Pilot Products

February 1, 2001

LoPresti Boom Beam

It's hard to think of a light bulb as "high tech," but in fact the new Boom Beam landing light system from LoPresti Speed Merchants is just that. One of the biggest problems with conventional incandescent and halogen landing lights is that normal vibration from our piston engines tends to quickly break their filaments, resulting in burned-out bulbs. Bulb replacements can run from about $25 to triple figures. Most frustrating, there is no guarantee that a new bulb will last any particular length of time. It might last for the first 50 hours or maybe for the first 10 minutes. Regardless, when it breaks, both pieces are yours.

LoPresti claims that its new High Intensity Discharge Xenon system is six times brighter than a conventional landing light, which appears to be true. But what's most impressive is the bulb life. The company warranties the bulb and all components in the system for five years. If your aircraft is one that eats bulbs every few hours, the approximately $1,000 to $1,200 installed price may seem like a bargain. And that doesn't account for the grief and downtime you go through getting the conventional bulbs replaced. The Boom Beam kit costs about $700 for a Mooney, for example. You'll spend another $135 for an installation kit unique to your model of airplane. A full-up Bonanza kit runs about $1,000. In either case, installation takes approximately three hours, depending on the model. Should a bulb need replacing after the five-year warranty expires, expect to pay about $50 for a replacement.

The reflector is about the same size as a conventional bulb, so no airframe modification is required. Inside the reflector is a glass tube filled with mercury and xenon gases. A pair of electrodes in the tube applies voltage to the gases, causing them to glow brightly. The light is whiter than incandescent lights. It actually looks rather blue—like the headlights on new high-end automobiles, which use the same technology. In addition to the bulb and reflector, the system includes a starter, which is mounted near the bulb. A ballast can be mounted elsewhere, typically on the firewall.

I've been flying the Boom Beam on my Beech A36 Bonanza since March 2000, and we also have one installed in AOPA's Millennium Mooney sweepstakes airplane. In both cases, the system has performed flawlessly. Because of the virtually unlimited bulb life, I tend to leave the light on continuously below 3,000 feet or anytime I'm descending to an airport. A nice side benefit is the miniscule current draw for the Boom Beam. The light draws about 3 amps; the ammeter needle doesn't even wiggle when I turn it on, and I no longer get the "low volts" annunciator when the light is on during taxi. A conventional bulb typically draws 8 or more amps.

------------------------

Copy word for word the stretch of the Boom Beam landing light review above from "Pilot Products" through "pieces are yours.".

------------------------

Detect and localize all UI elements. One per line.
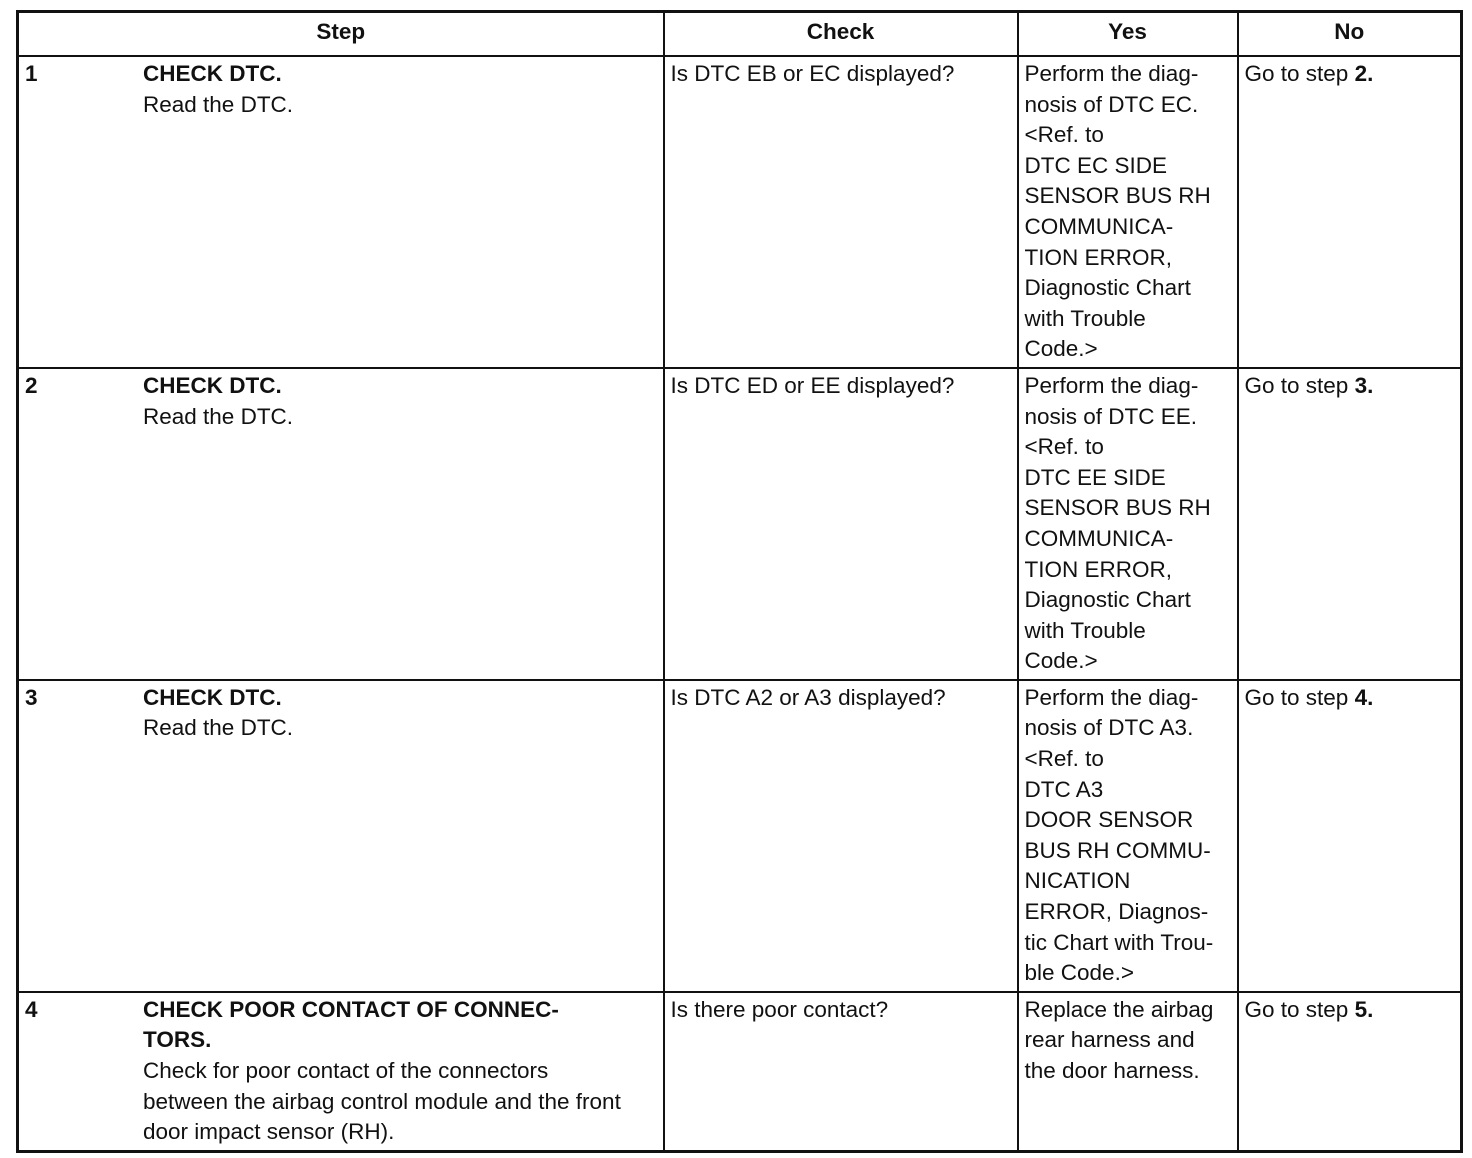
yes-line: with Trouble bbox=[1024, 305, 1146, 331]
yes-line: Perform the diag- bbox=[1024, 61, 1199, 86]
yes-line: DTC EE SIDE bbox=[1024, 464, 1166, 490]
header-row bbox=[18, 12, 1462, 57]
yes-line: Replace the airbag bbox=[1024, 996, 1214, 1022]
yes-line: TION ERROR, bbox=[1024, 556, 1173, 582]
step-description: Check for poor contact of the connectors bbox=[143, 1058, 549, 1083]
check-cell: Is there poor contact? bbox=[664, 992, 1018, 1151]
yes-line: <Ref. to bbox=[1024, 746, 1104, 772]
yes-line: Perform the diag- bbox=[1024, 372, 1199, 398]
header-no: No bbox=[1238, 12, 1462, 57]
header-check: Check bbox=[664, 12, 1018, 57]
no-goto-text: Go to step bbox=[1244, 996, 1355, 1022]
yes-line: Diagnostic Chart bbox=[1024, 275, 1191, 301]
yes-line: SENSOR BUS RH bbox=[1024, 495, 1211, 521]
step-cell bbox=[18, 680, 664, 992]
yes-line: Diagnostic Chart bbox=[1024, 587, 1191, 613]
yes-line: COMMUNICA- bbox=[1024, 213, 1174, 239]
yes-line: <Ref. to bbox=[1024, 434, 1104, 460]
no-goto-text: Go to step bbox=[1244, 372, 1355, 398]
step-title: TORS. bbox=[143, 1027, 212, 1053]
step-cell bbox=[18, 992, 664, 1151]
yes-line: TION ERROR, bbox=[1024, 244, 1173, 270]
step-description: Read the DTC. bbox=[143, 715, 294, 741]
yes-line: SENSOR BUS RH bbox=[1024, 183, 1211, 209]
yes-line: ble Code.> bbox=[1024, 960, 1134, 986]
yes-line: Code.> bbox=[1024, 336, 1098, 362]
yes-line: DTC A3 bbox=[1024, 776, 1104, 802]
table-row bbox=[18, 368, 1462, 680]
yes-line: nosis of DTC EC. bbox=[1024, 91, 1199, 117]
step-description: Read the DTC. bbox=[143, 91, 294, 117]
yes-line: Perform the diag- bbox=[1024, 684, 1199, 710]
step-number: 4 bbox=[25, 996, 38, 1022]
step-number: 1 bbox=[25, 61, 38, 86]
check-cell: Is DTC A2 or A3 displayed? bbox=[664, 680, 1018, 992]
no-cell bbox=[1238, 992, 1462, 1151]
yes-cell bbox=[1018, 680, 1238, 992]
table-row bbox=[18, 992, 1462, 1151]
yes-line: DOOR SENSOR bbox=[1024, 807, 1194, 833]
header-step: Step bbox=[18, 12, 664, 57]
yes-line: with Trouble bbox=[1024, 617, 1146, 643]
no-goto-text: Go to step bbox=[1244, 684, 1355, 710]
step-body bbox=[143, 995, 657, 1148]
check-cell: Is DTC EB or EC displayed? bbox=[664, 56, 1018, 368]
yes-line: <Ref. to bbox=[1024, 122, 1104, 148]
yes-cell bbox=[1018, 56, 1238, 368]
yes-line: DTC EC SIDE bbox=[1024, 152, 1168, 178]
yes-line: nosis of DTC A3. bbox=[1024, 715, 1194, 741]
yes-cell bbox=[1018, 368, 1238, 680]
no-goto-step: 3. bbox=[1354, 372, 1374, 398]
step-body bbox=[143, 683, 657, 744]
step-title: CHECK POOR CONTACT OF CONNEC- bbox=[143, 996, 559, 1022]
table-row bbox=[18, 56, 1462, 368]
yes-line: tic Chart with Trou- bbox=[1024, 929, 1214, 955]
no-goto-step: 5. bbox=[1354, 996, 1374, 1022]
yes-line: BUS RH COMMU- bbox=[1024, 837, 1211, 863]
table-header bbox=[18, 12, 1462, 57]
no-cell bbox=[1238, 56, 1462, 368]
step-description: between the airbag control module and the front bbox=[143, 1088, 621, 1114]
step-number: 2 bbox=[25, 372, 38, 398]
yes-line: ERROR, Diagnos- bbox=[1024, 899, 1209, 925]
yes-line: nosis of DTC EE. bbox=[1024, 403, 1198, 429]
step-cell bbox=[18, 56, 664, 368]
step-description: Read the DTC. bbox=[143, 403, 294, 429]
step-number: 3 bbox=[25, 684, 38, 710]
table-row bbox=[18, 680, 1462, 992]
no-cell bbox=[1238, 368, 1462, 680]
step-body bbox=[143, 371, 657, 432]
no-goto-text: Go to step bbox=[1244, 61, 1355, 86]
step-body bbox=[143, 59, 657, 120]
check-cell: Is DTC ED or EE displayed? bbox=[664, 368, 1018, 680]
yes-line: Code.> bbox=[1024, 648, 1098, 674]
no-goto-step: 2. bbox=[1354, 61, 1374, 86]
yes-line: the door harness. bbox=[1024, 1058, 1200, 1083]
step-description: door impact sensor (RH). bbox=[143, 1119, 395, 1145]
yes-cell bbox=[1018, 992, 1238, 1151]
diagnostic-table bbox=[16, 10, 1463, 1153]
step-title: CHECK DTC. bbox=[143, 372, 282, 398]
yes-line: rear harness and bbox=[1024, 1027, 1195, 1053]
diagnostic-procedure-sheet bbox=[16, 10, 1460, 1153]
no-cell bbox=[1238, 680, 1462, 992]
yes-line: COMMUNICA- bbox=[1024, 525, 1174, 551]
table-body bbox=[18, 56, 1462, 1151]
step-title: CHECK DTC. bbox=[143, 61, 282, 86]
yes-line: NICATION bbox=[1024, 868, 1131, 894]
step-cell bbox=[18, 368, 664, 680]
step-title: CHECK DTC. bbox=[143, 684, 282, 710]
no-goto-step: 4. bbox=[1354, 684, 1374, 710]
header-yes: Yes bbox=[1018, 12, 1238, 57]
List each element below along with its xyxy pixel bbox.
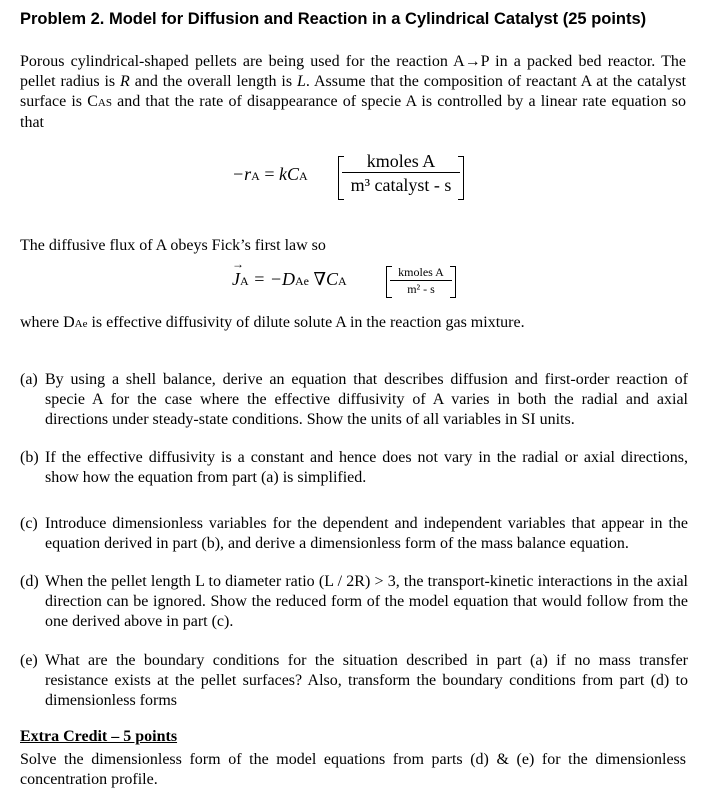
part-b: (b) If the effective diffusivity is a constant and hence does not vary in the radial or axial directions, show how the equation from part (a) is simplified. (20, 449, 688, 486)
flux-units-fraction: kmoles A m² - s (390, 264, 452, 297)
fick-intro: The diffusive flux of A obeys Fick’s first law so (20, 237, 326, 254)
intro-paragraph: Porous cylindrical-shaped pellets are being used for the reaction A→P in a packed bed reactor. The pellet radius is R and the overall length is L. Assume that the composition of reactant A at the catalyst surface is CAS and that the rate of disappearance of specie A is controlled by a linear rate equation so that (20, 53, 687, 131)
extra-credit-heading: Extra Credit – 5 points (20, 728, 178, 745)
problem-title: Problem 2. Model for Diffusion and Reaction in a Cylindrical Catalyst (25 points) (20, 10, 647, 28)
reaction-arrow: → (464, 53, 481, 70)
part-a: (a) By using a shell balance, derive an equation that describes diffusion and first-order reaction of specie A for the case where the effective diffusivity of A varies in both the radial and axial directions under steady-state conditions. Show the units of all variables in SI units. (20, 371, 688, 428)
extra-credit-text: Solve the dimensionless form of the model equations from parts (d) & (e) for the dimensionless concentration profile. (20, 751, 686, 788)
diffusivity-definition: where DAe is effective diffusivity of dilute solute A in the reaction gas mixture. (20, 314, 525, 331)
part-c: (c) Introduce dimensionless variables for the dependent and independent variables that appear in the equation derived in part (b), and derive a dimensionless form of the mass balance equation. (20, 515, 688, 552)
part-e: (e) What are the boundary conditions for the situation described in part (a) if no mass transfer resistance exists at the pellet surfaces? Also, transform the boundary conditions from part (d) to dimensionless forms (20, 652, 688, 709)
rate-units-fraction: kmoles A m³ catalyst - s (342, 150, 460, 197)
part-d: (d) When the pellet length L to diameter ratio (L / 2R) > 3, the transport-kinetic interactions in the axial direction can be ignored. Show the reduced form of the model equation that would follow from the one derived above in part (c). (20, 573, 688, 630)
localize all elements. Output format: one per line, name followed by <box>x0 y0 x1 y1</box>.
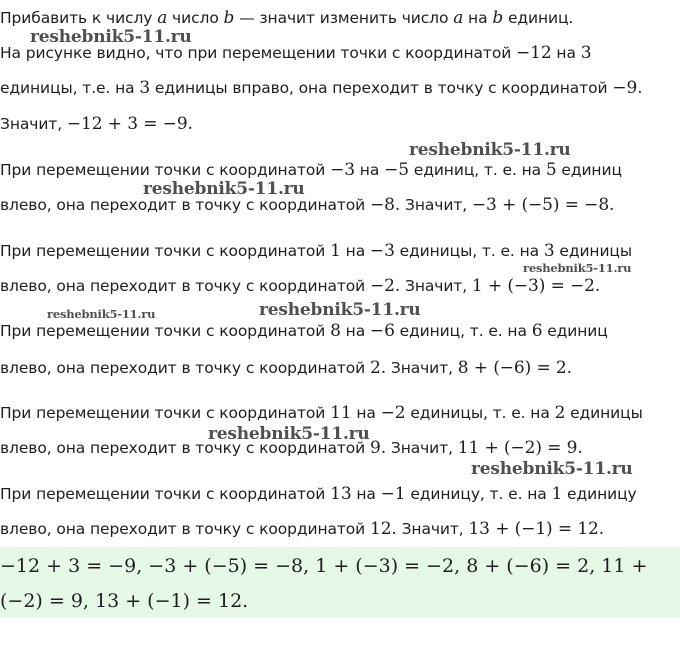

------------------------

### REPLY
Pilot Products

February 1, 2001

LoPresti Boom Beam

It's hard to think of a light bulb as "high tech," but in fact the new Boom Beam landing light system from LoPresti Speed Merchants is just that. One of the biggest problems with conventional incandescent and halogen landing lights is that normal vibration from our piston engines tends to quickly break their filaments, resulting in burned-out bulbs. Bulb replacements can run from about $25 to triple figures. Most frustrating, there is no guarantee that a new bulb will last any particular length of time. It might last for the first 50 hours or maybe for the first 10 minutes. Regardless, when it breaks, both pieces are yours.